-------- Information shown --------

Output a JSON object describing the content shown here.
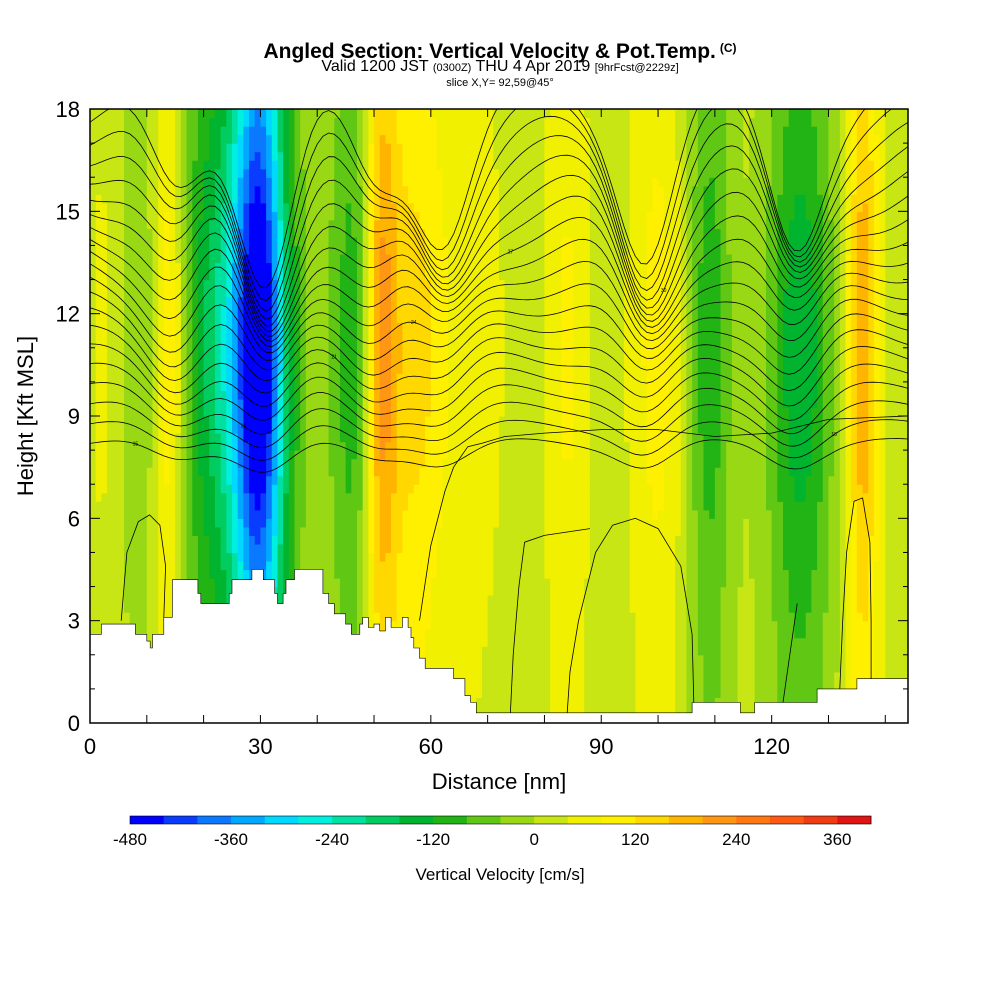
{
  "title": {
    "main": "Angled Section: Vertical Velocity & Pot.Temp.",
    "main_suffix": "(C)",
    "valid_prefix": "Valid 1200 JST",
    "valid_utc": "(0300Z)",
    "valid_date": "THU 4 Apr 2019",
    "forecast": "[9hrFcst@2229z]",
    "slice": "slice X,Y= 92,59@45°"
  },
  "chart_data": {
    "type": "heatmap",
    "xlabel": "Distance [nm]",
    "ylabel": "Height [Kft MSL]",
    "xlim": [
      0,
      144
    ],
    "ylim": [
      0,
      18
    ],
    "x_ticks": [
      0,
      30,
      60,
      90,
      120
    ],
    "y_ticks": [
      0,
      3,
      6,
      9,
      12,
      15,
      18
    ],
    "colorbar": {
      "title": "Vertical Velocity [cm/s]",
      "min": -480,
      "max": 400,
      "step": 40,
      "tick_labels": [
        -480,
        -360,
        -240,
        -120,
        0,
        120,
        240,
        360
      ],
      "colors": [
        "#0000ff",
        "#0a3cff",
        "#0a78ff",
        "#00a8ff",
        "#00d8ff",
        "#00f0e0",
        "#00e0a0",
        "#00cc60",
        "#00b430",
        "#22b414",
        "#60c814",
        "#98d814",
        "#c8e614",
        "#f0f000",
        "#fff000",
        "#ffd800",
        "#ffb400",
        "#ff9614",
        "#ff7814",
        "#ff5a14",
        "#f03c14",
        "#e01414",
        "#c8002a",
        "#a00050",
        "#800064",
        "#580080"
      ]
    },
    "velocity_columns": [
      {
        "x": 3,
        "width": 4,
        "value": 60
      },
      {
        "x": 8,
        "width": 7,
        "value": -60
      },
      {
        "x": 14,
        "width": 3,
        "value": 140
      },
      {
        "x": 19,
        "width": 5,
        "value": -80
      },
      {
        "x": 27,
        "width": 7,
        "value": -260
      },
      {
        "x": 30,
        "width": 4,
        "value": -350
      },
      {
        "x": 36,
        "width": 4,
        "value": -40
      },
      {
        "x": 47,
        "width": 5,
        "value": -140
      },
      {
        "x": 51,
        "width": 3,
        "value": 220
      },
      {
        "x": 57,
        "width": 6,
        "value": 120
      },
      {
        "x": 68,
        "width": 6,
        "value": 40
      },
      {
        "x": 84,
        "width": 4,
        "value": 70
      },
      {
        "x": 100,
        "width": 5,
        "value": 80
      },
      {
        "x": 109,
        "width": 4,
        "value": -130
      },
      {
        "x": 125,
        "width": 6,
        "value": -170
      },
      {
        "x": 136,
        "width": 3,
        "value": 180
      }
    ],
    "theta_levels": [
      15,
      16,
      17,
      18,
      19,
      20,
      21,
      22,
      23,
      24,
      25,
      26,
      27,
      28,
      29,
      30,
      31,
      32,
      33,
      34
    ],
    "theta_labels": [
      "15",
      "18",
      "21",
      "24",
      "27",
      "30",
      "33"
    ],
    "terrain_kft": [
      [
        0,
        2.6
      ],
      [
        2,
        2.9
      ],
      [
        5,
        2.9
      ],
      [
        7,
        2.9
      ],
      [
        8,
        2.6
      ],
      [
        9,
        2.6
      ],
      [
        10,
        2.4
      ],
      [
        10.6,
        2.2
      ],
      [
        11,
        2.6
      ],
      [
        12,
        2.6
      ],
      [
        13,
        3.1
      ],
      [
        14,
        3.1
      ],
      [
        14.5,
        4.2
      ],
      [
        17,
        4.2
      ],
      [
        19,
        3.8
      ],
      [
        19.5,
        3.5
      ],
      [
        24,
        3.5
      ],
      [
        24.5,
        3.8
      ],
      [
        25,
        4.2
      ],
      [
        28,
        4.2
      ],
      [
        28.5,
        4.5
      ],
      [
        30,
        4.5
      ],
      [
        30.5,
        4.2
      ],
      [
        32,
        4.2
      ],
      [
        32.5,
        3.8
      ],
      [
        33,
        3.5
      ],
      [
        34,
        3.8
      ],
      [
        34.5,
        4.2
      ],
      [
        36,
        4.5
      ],
      [
        40,
        4.5
      ],
      [
        41,
        3.8
      ],
      [
        42,
        3.5
      ],
      [
        43,
        3.2
      ],
      [
        45,
        2.9
      ],
      [
        46,
        2.6
      ],
      [
        47,
        2.6
      ],
      [
        47.5,
        2.9
      ],
      [
        48,
        3.1
      ],
      [
        49,
        2.8
      ],
      [
        50,
        2.9
      ],
      [
        51,
        2.7
      ],
      [
        52,
        3.1
      ],
      [
        53,
        2.8
      ],
      [
        55,
        3.1
      ],
      [
        56,
        2.8
      ],
      [
        56.5,
        2.5
      ],
      [
        57,
        2.2
      ],
      [
        58,
        1.9
      ],
      [
        59,
        1.6
      ],
      [
        63,
        1.6
      ],
      [
        64,
        1.3
      ],
      [
        66,
        0.8
      ],
      [
        67,
        0.6
      ],
      [
        68,
        0.3
      ],
      [
        71,
        0.3
      ],
      [
        72,
        0.3
      ],
      [
        90,
        0.3
      ],
      [
        105,
        0.3
      ],
      [
        106,
        0.6
      ],
      [
        114,
        0.6
      ],
      [
        114.5,
        0.3
      ],
      [
        116,
        0.3
      ],
      [
        117,
        0.6
      ],
      [
        124,
        0.6
      ],
      [
        125,
        0.6
      ],
      [
        127,
        0.6
      ],
      [
        128,
        1.0
      ],
      [
        134,
        1.0
      ],
      [
        135,
        1.3
      ],
      [
        144,
        1.3
      ]
    ]
  }
}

--------

● **What to do**
The pictures should not be reproduced; quote all of the other material exactly.

● **Correct answer**
Output a JSON object describing the content shown here.
{
  "title": {
    "main": "Angled Section: Vertical Velocity & Pot.Temp.",
    "main_suffix": "(C)",
    "valid_prefix": "Valid 1200 JST",
    "valid_utc": "(0300Z)",
    "valid_date": "THU 4 Apr 2019",
    "forecast": "[9hrFcst@2229z]",
    "slice": "slice X,Y= 92,59@45°"
  },
  "chart_data": {
    "type": "heatmap",
    "xlabel": "Distance [nm]",
    "ylabel": "Height [Kft MSL]",
    "xlim": [
      0,
      144
    ],
    "ylim": [
      0,
      18
    ],
    "x_ticks": [
      0,
      30,
      60,
      90,
      120
    ],
    "y_ticks": [
      0,
      3,
      6,
      9,
      12,
      15,
      18
    ],
    "colorbar": {
      "title": "Vertical Velocity [cm/s]",
      "min": -480,
      "max": 400,
      "step": 40,
      "tick_labels": [
        -480,
        -360,
        -240,
        -120,
        0,
        120,
        240,
        360
      ],
      "colors": [
        "#0000ff",
        "#0a3cff",
        "#0a78ff",
        "#00a8ff",
        "#00d8ff",
        "#00f0e0",
        "#00e0a0",
        "#00cc60",
        "#00b430",
        "#22b414",
        "#60c814",
        "#98d814",
        "#c8e614",
        "#f0f000",
        "#fff000",
        "#ffd800",
        "#ffb400",
        "#ff9614",
        "#ff7814",
        "#ff5a14",
        "#f03c14",
        "#e01414",
        "#c8002a",
        "#a00050",
        "#800064",
        "#580080"
      ]
    },
    "velocity_columns": [
      {
        "x": 3,
        "width": 4,
        "value": 60
      },
      {
        "x": 8,
        "width": 7,
        "value": -60
      },
      {
        "x": 14,
        "width": 3,
        "value": 140
      },
      {
        "x": 19,
        "width": 5,
        "value": -80
      },
      {
        "x": 27,
        "width": 7,
        "value": -260
      },
      {
        "x": 30,
        "width": 4,
        "value": -350
      },
      {
        "x": 36,
        "width": 4,
        "value": -40
      },
      {
        "x": 47,
        "width": 5,
        "value": -140
      },
      {
        "x": 51,
        "width": 3,
        "value": 220
      },
      {
        "x": 57,
        "width": 6,
        "value": 120
      },
      {
        "x": 68,
        "width": 6,
        "value": 40
      },
      {
        "x": 84,
        "width": 4,
        "value": 70
      },
      {
        "x": 100,
        "width": 5,
        "value": 80
      },
      {
        "x": 109,
        "width": 4,
        "value": -130
      },
      {
        "x": 125,
        "width": 6,
        "value": -170
      },
      {
        "x": 136,
        "width": 3,
        "value": 180
      }
    ],
    "theta_levels": [
      15,
      16,
      17,
      18,
      19,
      20,
      21,
      22,
      23,
      24,
      25,
      26,
      27,
      28,
      29,
      30,
      31,
      32,
      33,
      34
    ],
    "theta_labels": [
      "15",
      "18",
      "21",
      "24",
      "27",
      "30",
      "33"
    ],
    "terrain_kft": [
      [
        0,
        2.6
      ],
      [
        2,
        2.9
      ],
      [
        5,
        2.9
      ],
      [
        7,
        2.9
      ],
      [
        8,
        2.6
      ],
      [
        9,
        2.6
      ],
      [
        10,
        2.4
      ],
      [
        10.6,
        2.2
      ],
      [
        11,
        2.6
      ],
      [
        12,
        2.6
      ],
      [
        13,
        3.1
      ],
      [
        14,
        3.1
      ],
      [
        14.5,
        4.2
      ],
      [
        17,
        4.2
      ],
      [
        19,
        3.8
      ],
      [
        19.5,
        3.5
      ],
      [
        24,
        3.5
      ],
      [
        24.5,
        3.8
      ],
      [
        25,
        4.2
      ],
      [
        28,
        4.2
      ],
      [
        28.5,
        4.5
      ],
      [
        30,
        4.5
      ],
      [
        30.5,
        4.2
      ],
      [
        32,
        4.2
      ],
      [
        32.5,
        3.8
      ],
      [
        33,
        3.5
      ],
      [
        34,
        3.8
      ],
      [
        34.5,
        4.2
      ],
      [
        36,
        4.5
      ],
      [
        40,
        4.5
      ],
      [
        41,
        3.8
      ],
      [
        42,
        3.5
      ],
      [
        43,
        3.2
      ],
      [
        45,
        2.9
      ],
      [
        46,
        2.6
      ],
      [
        47,
        2.6
      ],
      [
        47.5,
        2.9
      ],
      [
        48,
        3.1
      ],
      [
        49,
        2.8
      ],
      [
        50,
        2.9
      ],
      [
        51,
        2.7
      ],
      [
        52,
        3.1
      ],
      [
        53,
        2.8
      ],
      [
        55,
        3.1
      ],
      [
        56,
        2.8
      ],
      [
        56.5,
        2.5
      ],
      [
        57,
        2.2
      ],
      [
        58,
        1.9
      ],
      [
        59,
        1.6
      ],
      [
        63,
        1.6
      ],
      [
        64,
        1.3
      ],
      [
        66,
        0.8
      ],
      [
        67,
        0.6
      ],
      [
        68,
        0.3
      ],
      [
        71,
        0.3
      ],
      [
        72,
        0.3
      ],
      [
        90,
        0.3
      ],
      [
        105,
        0.3
      ],
      [
        106,
        0.6
      ],
      [
        114,
        0.6
      ],
      [
        114.5,
        0.3
      ],
      [
        116,
        0.3
      ],
      [
        117,
        0.6
      ],
      [
        124,
        0.6
      ],
      [
        125,
        0.6
      ],
      [
        127,
        0.6
      ],
      [
        128,
        1.0
      ],
      [
        134,
        1.0
      ],
      [
        135,
        1.3
      ],
      [
        144,
        1.3
      ]
    ]
  }
}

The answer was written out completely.